Figure dataset records:
>>

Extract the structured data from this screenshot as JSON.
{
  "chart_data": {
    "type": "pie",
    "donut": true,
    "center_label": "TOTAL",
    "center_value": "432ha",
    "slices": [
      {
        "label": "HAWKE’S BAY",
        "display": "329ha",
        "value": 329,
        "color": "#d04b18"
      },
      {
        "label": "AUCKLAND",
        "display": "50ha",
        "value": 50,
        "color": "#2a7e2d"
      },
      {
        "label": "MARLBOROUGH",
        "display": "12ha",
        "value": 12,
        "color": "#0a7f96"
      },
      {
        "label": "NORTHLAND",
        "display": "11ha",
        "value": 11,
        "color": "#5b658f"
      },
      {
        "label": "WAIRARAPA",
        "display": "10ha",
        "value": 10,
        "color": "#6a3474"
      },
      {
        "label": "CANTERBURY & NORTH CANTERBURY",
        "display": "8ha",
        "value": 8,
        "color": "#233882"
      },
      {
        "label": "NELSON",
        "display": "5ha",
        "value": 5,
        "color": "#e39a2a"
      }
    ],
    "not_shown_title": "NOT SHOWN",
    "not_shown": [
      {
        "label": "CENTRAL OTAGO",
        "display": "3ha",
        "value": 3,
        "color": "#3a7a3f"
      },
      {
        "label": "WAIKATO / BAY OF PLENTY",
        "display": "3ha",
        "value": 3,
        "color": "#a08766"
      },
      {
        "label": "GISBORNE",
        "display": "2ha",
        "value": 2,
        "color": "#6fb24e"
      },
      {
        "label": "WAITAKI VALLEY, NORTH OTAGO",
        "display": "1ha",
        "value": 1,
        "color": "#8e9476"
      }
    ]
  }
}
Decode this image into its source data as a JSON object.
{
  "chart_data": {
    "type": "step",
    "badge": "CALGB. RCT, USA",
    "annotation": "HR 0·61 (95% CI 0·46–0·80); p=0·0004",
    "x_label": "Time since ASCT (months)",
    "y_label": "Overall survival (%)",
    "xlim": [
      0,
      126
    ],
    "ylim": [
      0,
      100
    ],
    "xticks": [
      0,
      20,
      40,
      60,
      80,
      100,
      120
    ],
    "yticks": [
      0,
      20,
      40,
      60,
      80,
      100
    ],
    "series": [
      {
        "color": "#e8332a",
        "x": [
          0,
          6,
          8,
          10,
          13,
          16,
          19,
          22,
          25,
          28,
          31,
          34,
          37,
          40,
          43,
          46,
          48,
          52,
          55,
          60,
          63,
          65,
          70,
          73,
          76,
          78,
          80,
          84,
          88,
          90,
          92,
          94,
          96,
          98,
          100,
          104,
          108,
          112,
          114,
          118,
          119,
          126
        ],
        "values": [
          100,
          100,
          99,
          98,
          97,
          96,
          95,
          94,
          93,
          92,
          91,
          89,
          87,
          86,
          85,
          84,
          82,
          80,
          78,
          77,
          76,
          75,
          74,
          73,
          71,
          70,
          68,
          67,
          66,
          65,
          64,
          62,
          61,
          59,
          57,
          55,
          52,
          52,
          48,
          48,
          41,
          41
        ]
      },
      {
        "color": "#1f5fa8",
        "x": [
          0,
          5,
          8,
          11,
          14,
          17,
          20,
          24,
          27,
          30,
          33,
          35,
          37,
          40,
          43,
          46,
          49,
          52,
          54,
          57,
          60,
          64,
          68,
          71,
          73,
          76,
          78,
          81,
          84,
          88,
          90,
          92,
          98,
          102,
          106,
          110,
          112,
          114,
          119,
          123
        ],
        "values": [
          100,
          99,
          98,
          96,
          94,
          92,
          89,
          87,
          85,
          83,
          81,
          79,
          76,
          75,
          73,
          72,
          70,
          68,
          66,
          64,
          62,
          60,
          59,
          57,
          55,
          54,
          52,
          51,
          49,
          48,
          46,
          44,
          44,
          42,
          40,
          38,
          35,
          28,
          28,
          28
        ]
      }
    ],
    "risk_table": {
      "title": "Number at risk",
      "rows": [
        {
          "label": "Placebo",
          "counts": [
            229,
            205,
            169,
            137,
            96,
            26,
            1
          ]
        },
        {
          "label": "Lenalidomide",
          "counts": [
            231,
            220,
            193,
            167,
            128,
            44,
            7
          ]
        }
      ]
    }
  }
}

<<

Objective:
Every line above should be retyped exactly as given.

Finished exercise:
Extract the structured data from this screenshot as JSON.
{
  "chart_data": {
    "type": "pie",
    "donut": true,
    "center_label": "TOTAL",
    "center_value": "432ha",
    "slices": [
      {
        "label": "HAWKE’S BAY",
        "display": "329ha",
        "value": 329,
        "color": "#d04b18"
      },
      {
        "label": "AUCKLAND",
        "display": "50ha",
        "value": 50,
        "color": "#2a7e2d"
      },
      {
        "label": "MARLBOROUGH",
        "display": "12ha",
        "value": 12,
        "color": "#0a7f96"
      },
      {
        "label": "NORTHLAND",
        "display": "11ha",
        "value": 11,
        "color": "#5b658f"
      },
      {
        "label": "WAIRARAPA",
        "display": "10ha",
        "value": 10,
        "color": "#6a3474"
      },
      {
        "label": "CANTERBURY & NORTH CANTERBURY",
        "display": "8ha",
        "value": 8,
        "color": "#233882"
      },
      {
        "label": "NELSON",
        "display": "5ha",
        "value": 5,
        "color": "#e39a2a"
      }
    ],
    "not_shown_title": "NOT SHOWN",
    "not_shown": [
      {
        "label": "CENTRAL OTAGO",
        "display": "3ha",
        "value": 3,
        "color": "#3a7a3f"
      },
      {
        "label": "WAIKATO / BAY OF PLENTY",
        "display": "3ha",
        "value": 3,
        "color": "#a08766"
      },
      {
        "label": "GISBORNE",
        "display": "2ha",
        "value": 2,
        "color": "#6fb24e"
      },
      {
        "label": "WAITAKI VALLEY, NORTH OTAGO",
        "display": "1ha",
        "value": 1,
        "color": "#8e9476"
      }
    ]
  }
}
Decode this image into its source data as a JSON object.
{
  "chart_data": {
    "type": "step",
    "badge": "CALGB. RCT, USA",
    "annotation": "HR 0·61 (95% CI 0·46–0·80); p=0·0004",
    "x_label": "Time since ASCT (months)",
    "y_label": "Overall survival (%)",
    "xlim": [
      0,
      126
    ],
    "ylim": [
      0,
      100
    ],
    "xticks": [
      0,
      20,
      40,
      60,
      80,
      100,
      120
    ],
    "yticks": [
      0,
      20,
      40,
      60,
      80,
      100
    ],
    "series": [
      {
        "color": "#e8332a",
        "x": [
          0,
          6,
          8,
          10,
          13,
          16,
          19,
          22,
          25,
          28,
          31,
          34,
          37,
          40,
          43,
          46,
          48,
          52,
          55,
          60,
          63,
          65,
          70,
          73,
          76,
          78,
          80,
          84,
          88,
          90,
          92,
          94,
          96,
          98,
          100,
          104,
          108,
          112,
          114,
          118,
          119,
          126
        ],
        "values": [
          100,
          100,
          99,
          98,
          97,
          96,
          95,
          94,
          93,
          92,
          91,
          89,
          87,
          86,
          85,
          84,
          82,
          80,
          78,
          77,
          76,
          75,
          74,
          73,
          71,
          70,
          68,
          67,
          66,
          65,
          64,
          62,
          61,
          59,
          57,
          55,
          52,
          52,
          48,
          48,
          41,
          41
        ]
      },
      {
        "color": "#1f5fa8",
        "x": [
          0,
          5,
          8,
          11,
          14,
          17,
          20,
          24,
          27,
          30,
          33,
          35,
          37,
          40,
          43,
          46,
          49,
          52,
          54,
          57,
          60,
          64,
          68,
          71,
          73,
          76,
          78,
          81,
          84,
          88,
          90,
          92,
          98,
          102,
          106,
          110,
          112,
          114,
          119,
          123
        ],
        "values": [
          100,
          99,
          98,
          96,
          94,
          92,
          89,
          87,
          85,
          83,
          81,
          79,
          76,
          75,
          73,
          72,
          70,
          68,
          66,
          64,
          62,
          60,
          59,
          57,
          55,
          54,
          52,
          51,
          49,
          48,
          46,
          44,
          44,
          42,
          40,
          38,
          35,
          28,
          28,
          28
        ]
      }
    ],
    "risk_table": {
      "title": "Number at risk",
      "rows": [
        {
          "label": "Placebo",
          "counts": [
            229,
            205,
            169,
            137,
            96,
            26,
            1
          ]
        },
        {
          "label": "Lenalidomide",
          "counts": [
            231,
            220,
            193,
            167,
            128,
            44,
            7
          ]
        }
      ]
    }
  }
}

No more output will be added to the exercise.